Take the material below and retype it in full; pictures are left out.

Begin DATA

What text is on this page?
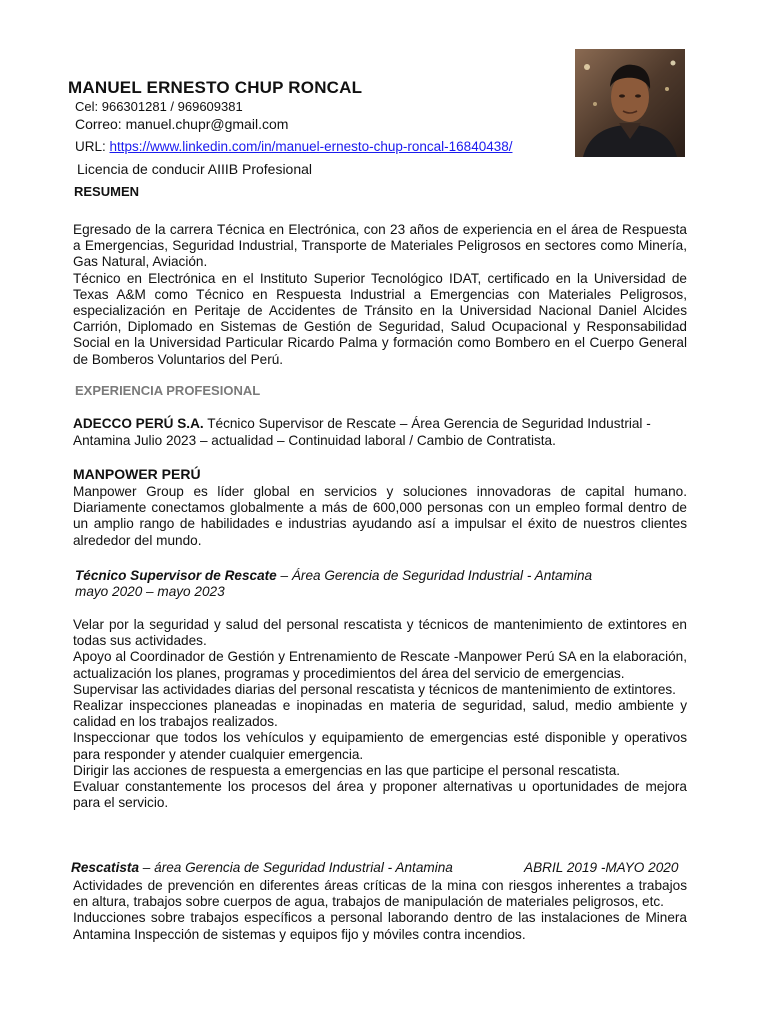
MANUEL ERNESTO CHUP RONCAL
Cel: 966301281 / 969609381
Correo: manuel.chupr@gmail.com
URL: https://www.linkedin.com/in/manuel-ernesto-chup-roncal-16840438/
Licencia de conducir AIIIB Profesional
RESUMEN

Egresado de la carrera Técnica en Electrónica, con 23 años de experiencia en el área de Respuesta a Emergencias, Seguridad Industrial, Transporte de Materiales Peligrosos en sectores como Minería, Gas Natural, Aviación.

Técnico en Electrónica en el Instituto Superior Tecnológico IDAT, certificado en la Universidad de Texas A&M como Técnico en Respuesta Industrial a Emergencias con Materiales Peligrosos, especialización en Peritaje de Accidentes de Tránsito en la Universidad Nacional Daniel Alcides Carrión, Diplomado en Sistemas de Gestión de Seguridad, Salud Ocupacional y Responsabilidad Social en la Universidad Particular Ricardo Palma y formación como Bombero en el Cuerpo General de Bomberos Voluntarios del Perú.

EXPERIENCIA PROFESIONAL
ADECCO PERÚ S.A. Técnico Supervisor de Rescate – Área Gerencia de Seguridad Industrial -
Antamina Julio 2023 – actualidad – Continuidad laboral / Cambio de Contratista.
MANPOWER PERÚ
Manpower Group es líder global en servicios y soluciones innovadoras de capital humano. Diariamente conectamos globalmente a más de 600,000 personas con un empleo formal dentro de un amplio rango de habilidades e industrias ayudando así a impulsar el éxito de nuestros clientes alrededor del mundo.
Técnico Supervisor de Rescate – Área Gerencia de Seguridad Industrial - Antamina
mayo 2020 – mayo 2023

Velar por la seguridad y salud del personal rescatista y técnicos de mantenimiento de extintores en todas sus actividades.

Apoyo al Coordinador de Gestión y Entrenamiento de Rescate -Manpower Perú SA en la elaboración, actualización los planes, programas y procedimientos del área del servicio de emergencias.

Supervisar las actividades diarias del personal rescatista y técnicos de mantenimiento de extintores.

Realizar inspecciones planeadas e inopinadas en materia de seguridad, salud, medio ambiente y calidad en los trabajos realizados.

Inspeccionar que todos los vehículos y equipamiento de emergencias esté disponible y operativos para responder y atender cualquier emergencia.

Dirigir las acciones de respuesta a emergencias en las que participe el personal rescatista.

Evaluar constantemente los procesos del área y proponer alternativas u oportunidades de mejora para el servicio.

Rescatista – área Gerencia de Seguridad Industrial - Antamina	ABRIL 2019 -MAYO 2020

Actividades de prevención en diferentes áreas críticas de la mina con riesgos inherentes a trabajos en altura, trabajos sobre cuerpos de agua, trabajos de manipulación de materiales peligrosos, etc.

Inducciones sobre trabajos específicos a personal laborando dentro de las instalaciones de Minera Antamina Inspección de sistemas y equipos fijo y móviles contra incendios.
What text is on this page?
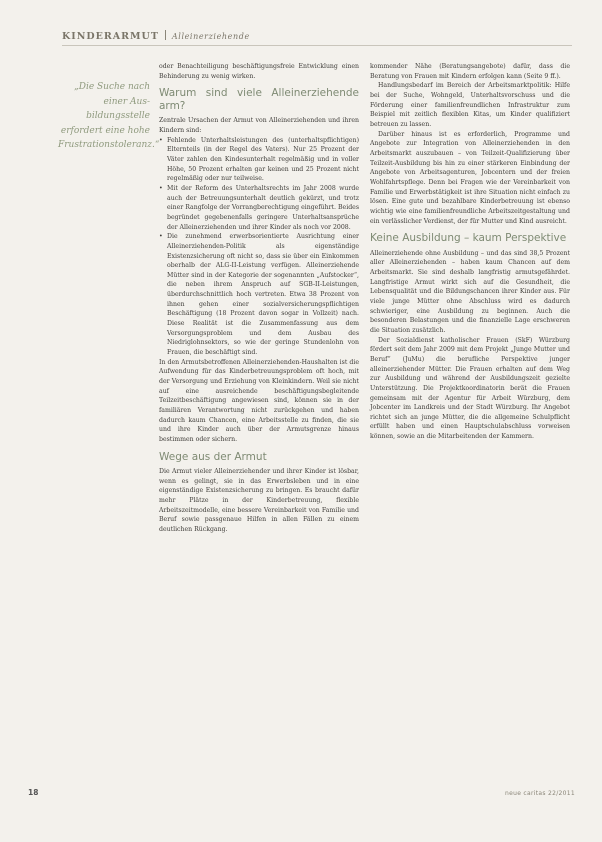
KINDERARMUT Alleinerziehende
„Die Suche nach einer Aus-bildungsstelle erfordert eine hohe Frustrationstoleranz.“

oder Benachteiligung beschäftigungsfreie Entwicklung einen Behinderung zu wenig wirken.

Warum sind viele Alleinerziehende arm?

Zentrale Ursachen der Armut von Alleinerziehenden und ihren Kindern sind:

• Fehlende Unterhaltsleistungen des (unterhaltspflichtigen) Elternteils (in der Regel des Vaters). Nur 25 Prozent der Väter zahlen den Kindesunterhalt regelmäßig und in voller Höhe, 50 Prozent erhalten gar keinen und 25 Prozent nicht regelmäßig oder nur teilweise.
• Mit der Reform des Unterhaltsrechts im Jahr 2008 wurde auch der Betreuungsunterhalt deutlich gekürzt, und trotz einer Rangfolge der Vorrangberechtigung eingeführt. Beides begründet gegebenenfalls geringere Unterhaltsansprüche der Alleinerziehenden und ihrer Kinder als noch vor 2008.
• Die zunehmend erwerbsorientierte Ausrichtung einer Alleinerziehenden-Politik als eigenständige Existenzsicherung oft nicht so, dass sie über ein Einkommen oberhalb der ALG-II-Leistung verfügen. Alleinerziehende Mütter sind in der Kategorie der sogenannten „Aufstocker“, die neben ihrem Anspruch auf SGB-II-Leistungen, überdurchschnittlich hoch vertreten. Etwa 38 Prozent von ihnen gehen einer sozialversicherungspflichtigen Beschäftigung (18 Prozent davon sogar in Vollzeit) nach. Diese Realität ist die Zusammenfassung aus dem Versorgungsproblem und dem Ausbau des Niedriglohnsektors, so wie der geringe Stundenlohn von Frauen, die beschäftigt sind.

In den Armutsbetroffenen Alleinerziehenden-Haushalten ist die Aufwendung für das Kinderbetreuungsproblem oft hoch, mit der Versorgung und Erziehung von Kleinkindern. Weil sie nicht auf eine ausreichende beschäftigungsbegleitende Teilzeitbeschäftigung angewiesen sind, können sie in der familiären Verantwortung nicht zurückgehen und haben dadurch kaum Chancen, eine Arbeitsstelle zu finden, die sie und ihre Kinder auch über der Armutsgrenze hinaus bestimmen oder sichern.

Wege aus der Armut

Die Armut vieler Alleinerziehender und ihrer Kinder ist lösbar, wenn es gelingt, sie in das Erwerbsleben und in eine eigenständige Existenzsicherung zu bringen. Es braucht dafür mehr Plätze in der Kinderbetreuung, flexible Arbeitszeitmodelle, eine bessere Vereinbarkeit von Familie und Beruf sowie passgenaue Hilfen in allen Fällen zu einem deutlichen Rückgang.

kommender Nähe (Beratungsangebote) dafür, dass die Beratung von Frauen mit Kindern erfolgen kann (Seite 9 ff.).

Handlungsbedarf im Bereich der Arbeitsmarktpolitik: Hilfe bei der Suche, Wohngeld, Unterhaltsvorschuss und die Förderung einer familienfreundlichen Infrastruktur zum Beispiel mit zeitlich flexiblen Kitas, um Kinder qualifiziert betreuen zu lassen.

Darüber hinaus ist es erforderlich, Programme und Angebote zur Integration von Alleinerziehenden in den Arbeitsmarkt auszubauen – von Teilzeit-Qualifizierung über Teilzeit-Ausbildung bis hin zu einer stärkeren Einbindung der Angebote von Arbeitsagenturen, Jobcentern und der freien Wohlfahrtspflege. Denn bei Fragen wie der Vereinbarkeit von Familie und Erwerbstätigkeit ist ihre Situation nicht einfach zu lösen. Eine gute und bezahlbare Kinderbetreuung ist ebenso wichtig wie eine familienfreundliche Arbeitszeitgestaltung und ein verlässlicher Verdienst, der für Mutter und Kind ausreicht.

Keine Ausbildung – kaum Perspektive

Alleinerziehende ohne Ausbildung – und das sind 38,5 Prozent aller Alleinerziehenden – haben kaum Chancen auf dem Arbeitsmarkt. Sie sind deshalb langfristig armutsgefährdet. Langfristige Armut wirkt sich auf die Gesundheit, die Lebensqualität und die Bildungschancen ihrer Kinder aus. Für viele junge Mütter ohne Abschluss wird es dadurch schwieriger, eine Ausbildung zu beginnen. Auch die besonderen Belastungen und die finanzielle Lage erschweren die Situation zusätzlich.

Der Sozialdienst katholischer Frauen (SkF) Würzburg fördert seit dem Jahr 2009 mit dem Projekt „Junge Mutter und Beruf“ (JuMu) die berufliche Perspektive junger alleinerziehender Mütter. Die Frauen erhalten auf dem Weg zur Ausbildung und während der Ausbildungszeit gezielte Unterstützung. Die Projektkoordinatorin berät die Frauen gemeinsam mit der Agentur für Arbeit Würzburg, dem Jobcenter im Landkreis und der Stadt Würzburg. Ihr Angebot richtet sich an junge Mütter, die die allgemeine Schulpflicht erfüllt haben und einen Hauptschulabschluss vorweisen können, sowie an die Mitarbeitenden der Kammern.

18	neue caritas 22/2011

End DATA

» EXERCISE OUTPUT
What text is on this page?
MANUEL ERNESTO CHUP RONCAL
Cel: 966301281 / 969609381
Correo: manuel.chupr@gmail.com
URL: https://www.linkedin.com/in/manuel-ernesto-chup-roncal-16840438/
Licencia de conducir AIIIB Profesional
RESUMEN

Egresado de la carrera Técnica en Electrónica, con 23 años de experiencia en el área de Respuesta a Emergencias, Seguridad Industrial, Transporte de Materiales Peligrosos en sectores como Minería, Gas Natural, Aviación.

Técnico en Electrónica en el Instituto Superior Tecnológico IDAT, certificado en la Universidad de Texas A&M como Técnico en Respuesta Industrial a Emergencias con Materiales Peligrosos, especialización en Peritaje de Accidentes de Tránsito en la Universidad Nacional Daniel Alcides Carrión, Diplomado en Sistemas de Gestión de Seguridad, Salud Ocupacional y Responsabilidad Social en la Universidad Particular Ricardo Palma y formación como Bombero en el Cuerpo General de Bomberos Voluntarios del Perú.

EXPERIENCIA PROFESIONAL
ADECCO PERÚ S.A. Técnico Supervisor de Rescate – Área Gerencia de Seguridad Industrial -
Antamina Julio 2023 – actualidad – Continuidad laboral / Cambio de Contratista.
MANPOWER PERÚ
Manpower Group es líder global en servicios y soluciones innovadoras de capital humano. Diariamente conectamos globalmente a más de 600,000 personas con un empleo formal dentro de un amplio rango de habilidades e industrias ayudando así a impulsar el éxito de nuestros clientes alrededor del mundo.
Técnico Supervisor de Rescate – Área Gerencia de Seguridad Industrial - Antamina
mayo 2020 – mayo 2023

Velar por la seguridad y salud del personal rescatista y técnicos de mantenimiento de extintores en todas sus actividades.

Apoyo al Coordinador de Gestión y Entrenamiento de Rescate -Manpower Perú SA en la elaboración, actualización los planes, programas y procedimientos del área del servicio de emergencias.

Supervisar las actividades diarias del personal rescatista y técnicos de mantenimiento de extintores.

Realizar inspecciones planeadas e inopinadas en materia de seguridad, salud, medio ambiente y calidad en los trabajos realizados.

Inspeccionar que todos los vehículos y equipamiento de emergencias esté disponible y operativos para responder y atender cualquier emergencia.

Dirigir las acciones de respuesta a emergencias en las que participe el personal rescatista.

Evaluar constantemente los procesos del área y proponer alternativas u oportunidades de mejora para el servicio.

Rescatista – área Gerencia de Seguridad Industrial - Antamina	ABRIL 2019 -MAYO 2020

Actividades de prevención en diferentes áreas críticas de la mina con riesgos inherentes a trabajos en altura, trabajos sobre cuerpos de agua, trabajos de manipulación de materiales peligrosos, etc.

Inducciones sobre trabajos específicos a personal laborando dentro de las instalaciones de Minera Antamina Inspección de sistemas y equipos fijo y móviles contra incendios.
What text is on this page?
KINDERARMUT Alleinerziehende
„Die Suche nach einer Aus-bildungsstelle erfordert eine hohe Frustrationstoleranz.“

oder Benachteiligung beschäftigungsfreie Entwicklung einen Behinderung zu wenig wirken.

Warum sind viele Alleinerziehende arm?

Zentrale Ursachen der Armut von Alleinerziehenden und ihren Kindern sind:

• Fehlende Unterhaltsleistungen des (unterhaltspflichtigen) Elternteils (in der Regel des Vaters). Nur 25 Prozent der Väter zahlen den Kindesunterhalt regelmäßig und in voller Höhe, 50 Prozent erhalten gar keinen und 25 Prozent nicht regelmäßig oder nur teilweise.
• Mit der Reform des Unterhaltsrechts im Jahr 2008 wurde auch der Betreuungsunterhalt deutlich gekürzt, und trotz einer Rangfolge der Vorrangberechtigung eingeführt. Beides begründet gegebenenfalls geringere Unterhaltsansprüche der Alleinerziehenden und ihrer Kinder als noch vor 2008.
• Die zunehmend erwerbsorientierte Ausrichtung einer Alleinerziehenden-Politik als eigenständige Existenzsicherung oft nicht so, dass sie über ein Einkommen oberhalb der ALG-II-Leistung verfügen. Alleinerziehende Mütter sind in der Kategorie der sogenannten „Aufstocker“, die neben ihrem Anspruch auf SGB-II-Leistungen, überdurchschnittlich hoch vertreten. Etwa 38 Prozent von ihnen gehen einer sozialversicherungspflichtigen Beschäftigung (18 Prozent davon sogar in Vollzeit) nach. Diese Realität ist die Zusammenfassung aus dem Versorgungsproblem und dem Ausbau des Niedriglohnsektors, so wie der geringe Stundenlohn von Frauen, die beschäftigt sind.

In den Armutsbetroffenen Alleinerziehenden-Haushalten ist die Aufwendung für das Kinderbetreuungsproblem oft hoch, mit der Versorgung und Erziehung von Kleinkindern. Weil sie nicht auf eine ausreichende beschäftigungsbegleitende Teilzeitbeschäftigung angewiesen sind, können sie in der familiären Verantwortung nicht zurückgehen und haben dadurch kaum Chancen, eine Arbeitsstelle zu finden, die sie und ihre Kinder auch über der Armutsgrenze hinaus bestimmen oder sichern.

Wege aus der Armut

Die Armut vieler Alleinerziehender und ihrer Kinder ist lösbar, wenn es gelingt, sie in das Erwerbsleben und in eine eigenständige Existenzsicherung zu bringen. Es braucht dafür mehr Plätze in der Kinderbetreuung, flexible Arbeitszeitmodelle, eine bessere Vereinbarkeit von Familie und Beruf sowie passgenaue Hilfen in allen Fällen zu einem deutlichen Rückgang.

kommender Nähe (Beratungsangebote) dafür, dass die Beratung von Frauen mit Kindern erfolgen kann (Seite 9 ff.).

Handlungsbedarf im Bereich der Arbeitsmarktpolitik: Hilfe bei der Suche, Wohngeld, Unterhaltsvorschuss und die Förderung einer familienfreundlichen Infrastruktur zum Beispiel mit zeitlich flexiblen Kitas, um Kinder qualifiziert betreuen zu lassen.

Darüber hinaus ist es erforderlich, Programme und Angebote zur Integration von Alleinerziehenden in den Arbeitsmarkt auszubauen – von Teilzeit-Qualifizierung über Teilzeit-Ausbildung bis hin zu einer stärkeren Einbindung der Angebote von Arbeitsagenturen, Jobcentern und der freien Wohlfahrtspflege. Denn bei Fragen wie der Vereinbarkeit von Familie und Erwerbstätigkeit ist ihre Situation nicht einfach zu lösen. Eine gute und bezahlbare Kinderbetreuung ist ebenso wichtig wie eine familienfreundliche Arbeitszeitgestaltung und ein verlässlicher Verdienst, der für Mutter und Kind ausreicht.

Keine Ausbildung – kaum Perspektive

Alleinerziehende ohne Ausbildung – und das sind 38,5 Prozent aller Alleinerziehenden – haben kaum Chancen auf dem Arbeitsmarkt. Sie sind deshalb langfristig armutsgefährdet. Langfristige Armut wirkt sich auf die Gesundheit, die Lebensqualität und die Bildungschancen ihrer Kinder aus. Für viele junge Mütter ohne Abschluss wird es dadurch schwieriger, eine Ausbildung zu beginnen. Auch die besonderen Belastungen und die finanzielle Lage erschweren die Situation zusätzlich.

Der Sozialdienst katholischer Frauen (SkF) Würzburg fördert seit dem Jahr 2009 mit dem Projekt „Junge Mutter und Beruf“ (JuMu) die berufliche Perspektive junger alleinerziehender Mütter. Die Frauen erhalten auf dem Weg zur Ausbildung und während der Ausbildungszeit gezielte Unterstützung. Die Projektkoordinatorin berät die Frauen gemeinsam mit der Agentur für Arbeit Würzburg, dem Jobcenter im Landkreis und der Stadt Würzburg. Ihr Angebot richtet sich an junge Mütter, die die allgemeine Schulpflicht erfüllt haben und einen Hauptschulabschluss vorweisen können, sowie an die Mitarbeitenden der Kammern.

18	neue caritas 22/2011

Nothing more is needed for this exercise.